▶ _EXTRACTED RECORDS_
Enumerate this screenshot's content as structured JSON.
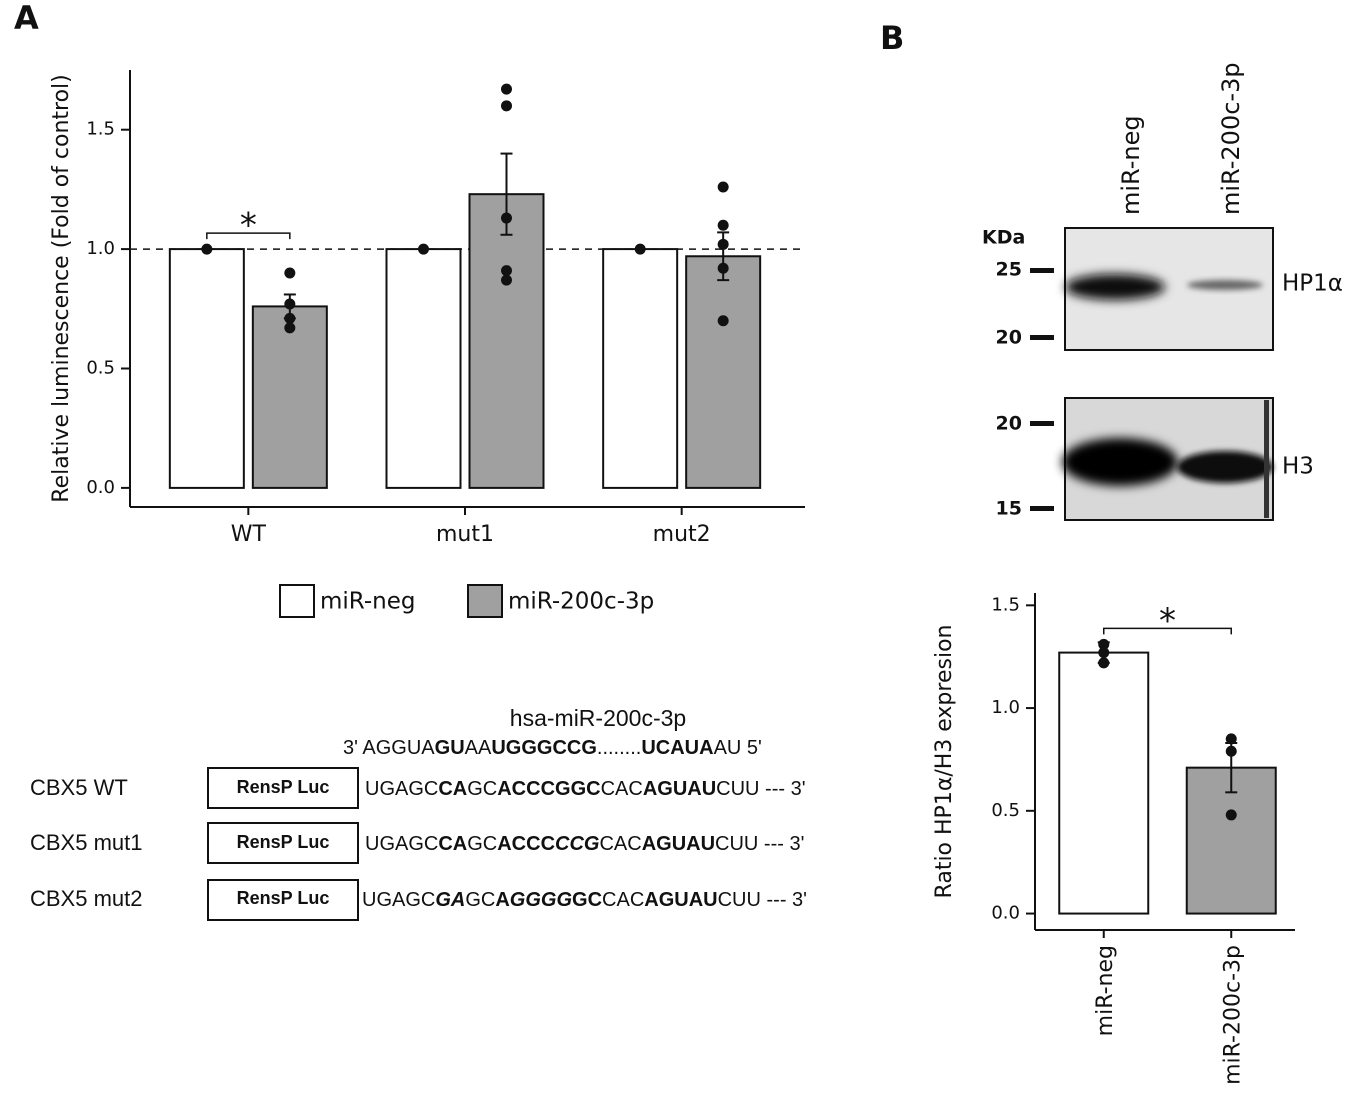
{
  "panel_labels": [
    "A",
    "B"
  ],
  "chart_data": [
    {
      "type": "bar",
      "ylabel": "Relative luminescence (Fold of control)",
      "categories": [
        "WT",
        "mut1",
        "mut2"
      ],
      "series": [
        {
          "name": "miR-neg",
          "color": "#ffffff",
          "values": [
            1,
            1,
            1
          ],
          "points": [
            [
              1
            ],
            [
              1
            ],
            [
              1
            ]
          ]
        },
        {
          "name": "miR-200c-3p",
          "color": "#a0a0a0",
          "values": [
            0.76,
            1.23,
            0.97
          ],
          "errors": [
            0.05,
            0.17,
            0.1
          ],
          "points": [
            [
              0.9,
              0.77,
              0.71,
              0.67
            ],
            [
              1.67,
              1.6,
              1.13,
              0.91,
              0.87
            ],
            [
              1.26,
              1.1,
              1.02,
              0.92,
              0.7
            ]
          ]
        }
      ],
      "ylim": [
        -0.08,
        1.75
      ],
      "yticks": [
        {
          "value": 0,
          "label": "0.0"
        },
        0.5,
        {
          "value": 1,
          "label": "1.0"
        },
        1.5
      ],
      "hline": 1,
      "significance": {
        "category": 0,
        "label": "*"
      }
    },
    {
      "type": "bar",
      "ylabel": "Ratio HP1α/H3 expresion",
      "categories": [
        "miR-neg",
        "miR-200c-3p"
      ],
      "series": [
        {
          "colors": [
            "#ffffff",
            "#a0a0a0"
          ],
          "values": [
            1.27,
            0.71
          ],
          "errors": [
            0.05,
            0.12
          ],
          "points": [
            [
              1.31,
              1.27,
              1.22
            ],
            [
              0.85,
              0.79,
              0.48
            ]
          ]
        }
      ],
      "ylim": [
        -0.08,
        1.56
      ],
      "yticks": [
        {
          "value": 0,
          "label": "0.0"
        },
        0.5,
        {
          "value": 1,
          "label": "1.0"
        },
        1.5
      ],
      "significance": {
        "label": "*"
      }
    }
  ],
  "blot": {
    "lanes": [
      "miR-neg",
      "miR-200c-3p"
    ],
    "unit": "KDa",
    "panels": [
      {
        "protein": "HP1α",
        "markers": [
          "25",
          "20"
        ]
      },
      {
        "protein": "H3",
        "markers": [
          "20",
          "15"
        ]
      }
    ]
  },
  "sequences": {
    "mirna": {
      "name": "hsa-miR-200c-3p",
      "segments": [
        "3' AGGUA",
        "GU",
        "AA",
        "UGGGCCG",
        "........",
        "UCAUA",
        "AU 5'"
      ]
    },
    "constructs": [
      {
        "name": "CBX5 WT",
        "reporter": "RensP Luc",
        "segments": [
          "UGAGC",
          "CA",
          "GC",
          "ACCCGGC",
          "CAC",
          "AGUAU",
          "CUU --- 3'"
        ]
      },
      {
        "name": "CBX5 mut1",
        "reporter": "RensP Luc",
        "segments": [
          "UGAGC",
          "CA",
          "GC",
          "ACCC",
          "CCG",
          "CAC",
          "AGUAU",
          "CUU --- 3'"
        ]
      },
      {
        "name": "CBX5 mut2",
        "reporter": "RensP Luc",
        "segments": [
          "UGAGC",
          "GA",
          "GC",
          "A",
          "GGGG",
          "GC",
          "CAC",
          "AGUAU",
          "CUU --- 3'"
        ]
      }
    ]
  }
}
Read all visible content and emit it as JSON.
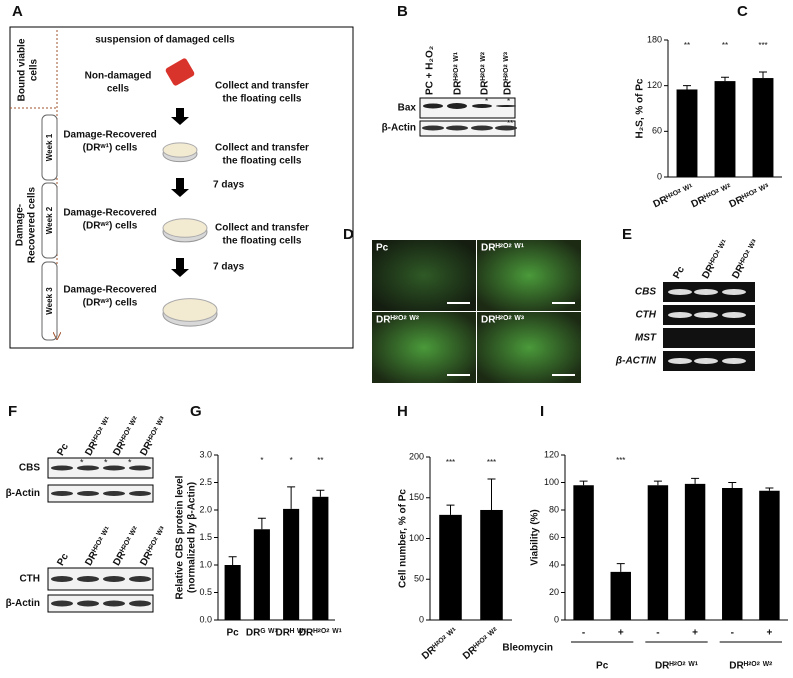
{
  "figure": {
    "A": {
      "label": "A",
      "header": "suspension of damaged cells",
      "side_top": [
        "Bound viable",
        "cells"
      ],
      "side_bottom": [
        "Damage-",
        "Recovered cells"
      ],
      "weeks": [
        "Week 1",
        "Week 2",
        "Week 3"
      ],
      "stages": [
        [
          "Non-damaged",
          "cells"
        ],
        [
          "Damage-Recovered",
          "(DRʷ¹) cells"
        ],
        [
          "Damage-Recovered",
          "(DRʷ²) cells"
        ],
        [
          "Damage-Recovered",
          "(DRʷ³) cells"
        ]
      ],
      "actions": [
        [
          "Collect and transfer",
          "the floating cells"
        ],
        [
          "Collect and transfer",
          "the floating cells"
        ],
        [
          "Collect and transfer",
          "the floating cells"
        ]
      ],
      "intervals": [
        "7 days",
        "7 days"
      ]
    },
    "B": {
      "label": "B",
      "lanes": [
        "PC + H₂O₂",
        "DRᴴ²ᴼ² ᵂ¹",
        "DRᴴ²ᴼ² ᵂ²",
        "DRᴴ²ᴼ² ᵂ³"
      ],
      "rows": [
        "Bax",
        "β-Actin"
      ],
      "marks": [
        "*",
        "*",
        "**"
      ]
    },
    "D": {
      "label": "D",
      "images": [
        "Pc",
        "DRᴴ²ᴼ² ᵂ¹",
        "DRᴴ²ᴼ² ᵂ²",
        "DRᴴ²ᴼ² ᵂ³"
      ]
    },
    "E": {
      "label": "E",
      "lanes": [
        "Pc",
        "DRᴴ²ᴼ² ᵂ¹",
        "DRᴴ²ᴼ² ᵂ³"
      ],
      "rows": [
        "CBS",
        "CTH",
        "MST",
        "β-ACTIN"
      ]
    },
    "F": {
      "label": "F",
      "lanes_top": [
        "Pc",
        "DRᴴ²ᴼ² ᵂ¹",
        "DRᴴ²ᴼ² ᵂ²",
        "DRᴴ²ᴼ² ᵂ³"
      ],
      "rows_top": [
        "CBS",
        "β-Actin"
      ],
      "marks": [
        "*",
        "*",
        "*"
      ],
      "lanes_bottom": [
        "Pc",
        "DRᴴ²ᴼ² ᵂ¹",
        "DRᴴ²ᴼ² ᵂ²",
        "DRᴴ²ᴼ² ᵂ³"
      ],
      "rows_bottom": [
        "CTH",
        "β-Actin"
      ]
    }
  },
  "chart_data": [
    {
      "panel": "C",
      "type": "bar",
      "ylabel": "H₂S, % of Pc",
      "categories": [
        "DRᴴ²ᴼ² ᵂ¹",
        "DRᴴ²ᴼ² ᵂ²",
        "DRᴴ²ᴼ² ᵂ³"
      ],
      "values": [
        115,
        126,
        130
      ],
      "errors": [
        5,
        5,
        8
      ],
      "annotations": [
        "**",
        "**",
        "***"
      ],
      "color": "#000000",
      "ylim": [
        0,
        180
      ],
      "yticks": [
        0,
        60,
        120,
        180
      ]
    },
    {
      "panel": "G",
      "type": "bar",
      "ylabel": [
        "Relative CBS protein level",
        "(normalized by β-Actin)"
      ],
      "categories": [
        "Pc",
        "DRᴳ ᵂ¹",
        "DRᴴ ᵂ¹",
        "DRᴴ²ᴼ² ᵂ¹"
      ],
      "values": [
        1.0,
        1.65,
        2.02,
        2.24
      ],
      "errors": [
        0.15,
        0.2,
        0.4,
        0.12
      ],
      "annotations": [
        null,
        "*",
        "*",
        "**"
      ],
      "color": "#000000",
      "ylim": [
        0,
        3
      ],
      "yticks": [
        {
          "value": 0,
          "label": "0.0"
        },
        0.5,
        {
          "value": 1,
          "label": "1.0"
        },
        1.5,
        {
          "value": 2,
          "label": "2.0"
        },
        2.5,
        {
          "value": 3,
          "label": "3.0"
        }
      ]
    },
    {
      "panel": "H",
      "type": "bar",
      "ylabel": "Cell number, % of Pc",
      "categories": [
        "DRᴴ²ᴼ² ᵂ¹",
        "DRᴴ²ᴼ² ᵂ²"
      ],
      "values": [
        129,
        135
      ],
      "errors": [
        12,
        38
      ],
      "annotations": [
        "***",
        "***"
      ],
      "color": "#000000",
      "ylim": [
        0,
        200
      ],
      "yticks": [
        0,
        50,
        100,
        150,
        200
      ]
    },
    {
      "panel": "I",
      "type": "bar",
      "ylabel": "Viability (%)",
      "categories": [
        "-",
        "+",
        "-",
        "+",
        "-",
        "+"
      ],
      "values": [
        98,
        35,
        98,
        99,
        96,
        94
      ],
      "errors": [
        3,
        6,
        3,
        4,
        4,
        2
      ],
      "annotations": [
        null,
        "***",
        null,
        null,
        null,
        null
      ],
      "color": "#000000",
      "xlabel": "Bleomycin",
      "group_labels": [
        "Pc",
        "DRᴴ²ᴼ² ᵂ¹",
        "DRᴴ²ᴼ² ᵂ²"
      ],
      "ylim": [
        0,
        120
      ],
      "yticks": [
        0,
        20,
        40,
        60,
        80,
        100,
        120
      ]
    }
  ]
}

▶ _WHAT IS NEEDED_
The string to find is "Relative"; copy every line of the listing that has it.

▶ _WRITTEN RESPONSE_
      "ylabel": "Relative luminescence (Fold of control)",
        "Relative CBS protein level",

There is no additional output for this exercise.